### RECORDS SUPPLIED

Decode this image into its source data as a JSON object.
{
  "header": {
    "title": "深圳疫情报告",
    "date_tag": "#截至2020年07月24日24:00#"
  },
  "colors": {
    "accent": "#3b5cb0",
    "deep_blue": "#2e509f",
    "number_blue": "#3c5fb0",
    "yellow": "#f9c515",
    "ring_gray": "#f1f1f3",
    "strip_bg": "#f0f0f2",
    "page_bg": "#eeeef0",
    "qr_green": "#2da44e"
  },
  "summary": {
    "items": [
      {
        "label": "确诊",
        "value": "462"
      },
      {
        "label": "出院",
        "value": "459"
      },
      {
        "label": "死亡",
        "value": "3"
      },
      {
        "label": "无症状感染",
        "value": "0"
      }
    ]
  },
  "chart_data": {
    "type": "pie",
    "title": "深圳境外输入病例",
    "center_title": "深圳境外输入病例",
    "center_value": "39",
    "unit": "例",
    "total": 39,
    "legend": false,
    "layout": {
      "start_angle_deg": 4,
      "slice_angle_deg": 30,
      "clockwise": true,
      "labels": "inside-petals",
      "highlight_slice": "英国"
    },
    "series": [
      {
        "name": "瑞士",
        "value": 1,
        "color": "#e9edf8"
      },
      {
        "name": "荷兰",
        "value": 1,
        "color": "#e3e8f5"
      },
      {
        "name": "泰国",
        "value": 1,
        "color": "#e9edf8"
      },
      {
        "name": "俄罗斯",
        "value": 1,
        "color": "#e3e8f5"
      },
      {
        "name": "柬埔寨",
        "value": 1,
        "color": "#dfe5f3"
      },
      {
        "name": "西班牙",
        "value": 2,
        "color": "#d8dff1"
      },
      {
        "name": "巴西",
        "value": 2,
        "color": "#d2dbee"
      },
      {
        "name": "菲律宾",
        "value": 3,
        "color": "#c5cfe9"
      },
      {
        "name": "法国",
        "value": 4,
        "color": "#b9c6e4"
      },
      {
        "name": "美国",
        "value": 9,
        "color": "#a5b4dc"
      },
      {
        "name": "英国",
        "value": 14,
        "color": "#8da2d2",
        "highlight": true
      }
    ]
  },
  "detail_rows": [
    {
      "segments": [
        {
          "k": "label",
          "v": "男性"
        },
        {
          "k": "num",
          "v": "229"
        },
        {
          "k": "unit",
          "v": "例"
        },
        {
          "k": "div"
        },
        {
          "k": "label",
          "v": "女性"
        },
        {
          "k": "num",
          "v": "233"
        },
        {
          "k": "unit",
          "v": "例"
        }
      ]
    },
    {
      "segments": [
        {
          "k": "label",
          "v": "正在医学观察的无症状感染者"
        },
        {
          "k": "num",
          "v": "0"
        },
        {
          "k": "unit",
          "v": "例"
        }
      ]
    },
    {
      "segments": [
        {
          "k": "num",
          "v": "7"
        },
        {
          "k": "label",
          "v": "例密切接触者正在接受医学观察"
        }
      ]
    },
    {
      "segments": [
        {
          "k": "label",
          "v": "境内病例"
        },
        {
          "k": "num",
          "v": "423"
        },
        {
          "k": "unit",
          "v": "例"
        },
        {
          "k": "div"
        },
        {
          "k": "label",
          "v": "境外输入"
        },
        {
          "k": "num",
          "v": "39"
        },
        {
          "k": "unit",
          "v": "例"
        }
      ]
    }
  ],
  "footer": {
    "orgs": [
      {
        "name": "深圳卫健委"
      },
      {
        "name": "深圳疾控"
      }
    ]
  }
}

######

> _YOUR OBJECTIVE_: Extract the complete set of records unchanged.

> _EXERCISE ANSWER_:
Decode this image into its source data as a JSON object.
{
  "header": {
    "title": "深圳疫情报告",
    "date_tag": "#截至2020年07月24日24:00#"
  },
  "colors": {
    "accent": "#3b5cb0",
    "deep_blue": "#2e509f",
    "number_blue": "#3c5fb0",
    "yellow": "#f9c515",
    "ring_gray": "#f1f1f3",
    "strip_bg": "#f0f0f2",
    "page_bg": "#eeeef0",
    "qr_green": "#2da44e"
  },
  "summary": {
    "items": [
      {
        "label": "确诊",
        "value": "462"
      },
      {
        "label": "出院",
        "value": "459"
      },
      {
        "label": "死亡",
        "value": "3"
      },
      {
        "label": "无症状感染",
        "value": "0"
      }
    ]
  },
  "chart_data": {
    "type": "pie",
    "title": "深圳境外输入病例",
    "center_title": "深圳境外输入病例",
    "center_value": "39",
    "unit": "例",
    "total": 39,
    "legend": false,
    "layout": {
      "start_angle_deg": 4,
      "slice_angle_deg": 30,
      "clockwise": true,
      "labels": "inside-petals",
      "highlight_slice": "英国"
    },
    "series": [
      {
        "name": "瑞士",
        "value": 1,
        "color": "#e9edf8"
      },
      {
        "name": "荷兰",
        "value": 1,
        "color": "#e3e8f5"
      },
      {
        "name": "泰国",
        "value": 1,
        "color": "#e9edf8"
      },
      {
        "name": "俄罗斯",
        "value": 1,
        "color": "#e3e8f5"
      },
      {
        "name": "柬埔寨",
        "value": 1,
        "color": "#dfe5f3"
      },
      {
        "name": "西班牙",
        "value": 2,
        "color": "#d8dff1"
      },
      {
        "name": "巴西",
        "value": 2,
        "color": "#d2dbee"
      },
      {
        "name": "菲律宾",
        "value": 3,
        "color": "#c5cfe9"
      },
      {
        "name": "法国",
        "value": 4,
        "color": "#b9c6e4"
      },
      {
        "name": "美国",
        "value": 9,
        "color": "#a5b4dc"
      },
      {
        "name": "英国",
        "value": 14,
        "color": "#8da2d2",
        "highlight": true
      }
    ]
  },
  "detail_rows": [
    {
      "segments": [
        {
          "k": "label",
          "v": "男性"
        },
        {
          "k": "num",
          "v": "229"
        },
        {
          "k": "unit",
          "v": "例"
        },
        {
          "k": "div"
        },
        {
          "k": "label",
          "v": "女性"
        },
        {
          "k": "num",
          "v": "233"
        },
        {
          "k": "unit",
          "v": "例"
        }
      ]
    },
    {
      "segments": [
        {
          "k": "label",
          "v": "正在医学观察的无症状感染者"
        },
        {
          "k": "num",
          "v": "0"
        },
        {
          "k": "unit",
          "v": "例"
        }
      ]
    },
    {
      "segments": [
        {
          "k": "num",
          "v": "7"
        },
        {
          "k": "label",
          "v": "例密切接触者正在接受医学观察"
        }
      ]
    },
    {
      "segments": [
        {
          "k": "label",
          "v": "境内病例"
        },
        {
          "k": "num",
          "v": "423"
        },
        {
          "k": "unit",
          "v": "例"
        },
        {
          "k": "div"
        },
        {
          "k": "label",
          "v": "境外输入"
        },
        {
          "k": "num",
          "v": "39"
        },
        {
          "k": "unit",
          "v": "例"
        }
      ]
    }
  ],
  "footer": {
    "orgs": [
      {
        "name": "深圳卫健委"
      },
      {
        "name": "深圳疾控"
      }
    ]
  }
}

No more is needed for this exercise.